• REQUIREMENT
Determine how many lines carry the word "Exner". Output that number only.

Dataset records
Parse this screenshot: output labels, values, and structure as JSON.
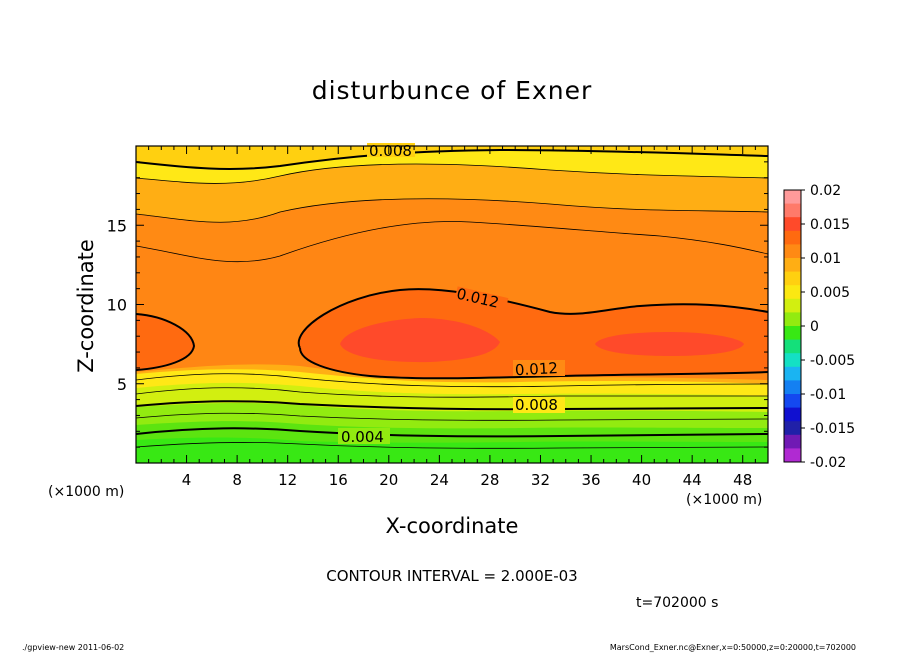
{
  "chart_data": {
    "type": "contour",
    "title": "disturbunce of Exner",
    "xlabel": "X-coordinate",
    "ylabel": "Z-coordinate",
    "x_unit_label": "(×1000 m)",
    "y_unit_label": "(×1000 m)",
    "xlim": [
      0,
      50
    ],
    "ylim": [
      0,
      20
    ],
    "x_ticks": [
      "4",
      "8",
      "12",
      "16",
      "20",
      "24",
      "28",
      "32",
      "36",
      "40",
      "44",
      "48"
    ],
    "y_ticks": [
      "5",
      "10",
      "15"
    ],
    "colorbar": {
      "levels": [
        "0.02",
        "0.015",
        "0.01",
        "0.005",
        "0",
        "-0.005",
        "-0.01",
        "-0.015",
        "-0.02"
      ],
      "colors": [
        "#ff9a9a",
        "#ff7a6a",
        "#ff4a2a",
        "#ff6a10",
        "#ff8a14",
        "#ffae14",
        "#ffd010",
        "#fbe812",
        "#d2ef10",
        "#92eb10",
        "#38e814",
        "#14e07a",
        "#14e0c4",
        "#1ab4f2",
        "#1480f2",
        "#1448f0",
        "#1010d0",
        "#2020a8",
        "#701ab4",
        "#b02ad2"
      ]
    },
    "contour_labels": [
      "0.008",
      "0.012",
      "0.012",
      "0.008",
      "0.004"
    ],
    "contour_interval_text": "CONTOUR INTERVAL = 2.000E-03",
    "time_text": "t=702000 s",
    "grid": false
  },
  "footer": {
    "left": "./gpview-new   2011-06-02",
    "right": "MarsCond_Exner.nc@Exner,x=0:50000,z=0:20000,t=702000"
  }
}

• EXERCISE SOLUTION
2